[Records that describe figures]
.....
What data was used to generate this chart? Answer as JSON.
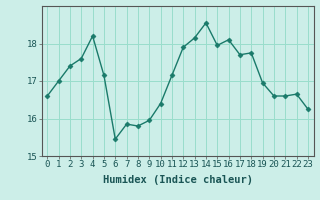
{
  "x": [
    0,
    1,
    2,
    3,
    4,
    5,
    6,
    7,
    8,
    9,
    10,
    11,
    12,
    13,
    14,
    15,
    16,
    17,
    18,
    19,
    20,
    21,
    22,
    23
  ],
  "y": [
    16.6,
    17.0,
    17.4,
    17.6,
    18.2,
    17.15,
    15.45,
    15.85,
    15.8,
    15.95,
    16.4,
    17.15,
    17.9,
    18.15,
    18.55,
    17.95,
    18.1,
    17.7,
    17.75,
    16.95,
    16.6,
    16.6,
    16.65,
    16.25
  ],
  "line_color": "#1a7a6a",
  "marker": "D",
  "marker_size": 2.5,
  "bg_color": "#cceee8",
  "grid_color": "#99ddcc",
  "xlabel": "Humidex (Indice chaleur)",
  "xlim": [
    -0.5,
    23.5
  ],
  "ylim": [
    15.0,
    19.0
  ],
  "yticks": [
    15,
    16,
    17,
    18
  ],
  "xticks": [
    0,
    1,
    2,
    3,
    4,
    5,
    6,
    7,
    8,
    9,
    10,
    11,
    12,
    13,
    14,
    15,
    16,
    17,
    18,
    19,
    20,
    21,
    22,
    23
  ],
  "xlabel_fontsize": 7.5,
  "tick_fontsize": 6.5,
  "line_width": 1.0,
  "spine_color": "#555555"
}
.....
== Instruction ==
Repeat the records above exactly, leaving out any pictures they contain.

== Response to the exercise ==
What data was used to generate this chart? Answer as JSON.
{
  "x": [
    0,
    1,
    2,
    3,
    4,
    5,
    6,
    7,
    8,
    9,
    10,
    11,
    12,
    13,
    14,
    15,
    16,
    17,
    18,
    19,
    20,
    21,
    22,
    23
  ],
  "y": [
    16.6,
    17.0,
    17.4,
    17.6,
    18.2,
    17.15,
    15.45,
    15.85,
    15.8,
    15.95,
    16.4,
    17.15,
    17.9,
    18.15,
    18.55,
    17.95,
    18.1,
    17.7,
    17.75,
    16.95,
    16.6,
    16.6,
    16.65,
    16.25
  ],
  "line_color": "#1a7a6a",
  "marker": "D",
  "marker_size": 2.5,
  "bg_color": "#cceee8",
  "grid_color": "#99ddcc",
  "xlabel": "Humidex (Indice chaleur)",
  "xlim": [
    -0.5,
    23.5
  ],
  "ylim": [
    15.0,
    19.0
  ],
  "yticks": [
    15,
    16,
    17,
    18
  ],
  "xticks": [
    0,
    1,
    2,
    3,
    4,
    5,
    6,
    7,
    8,
    9,
    10,
    11,
    12,
    13,
    14,
    15,
    16,
    17,
    18,
    19,
    20,
    21,
    22,
    23
  ],
  "xlabel_fontsize": 7.5,
  "tick_fontsize": 6.5,
  "line_width": 1.0,
  "spine_color": "#555555"
}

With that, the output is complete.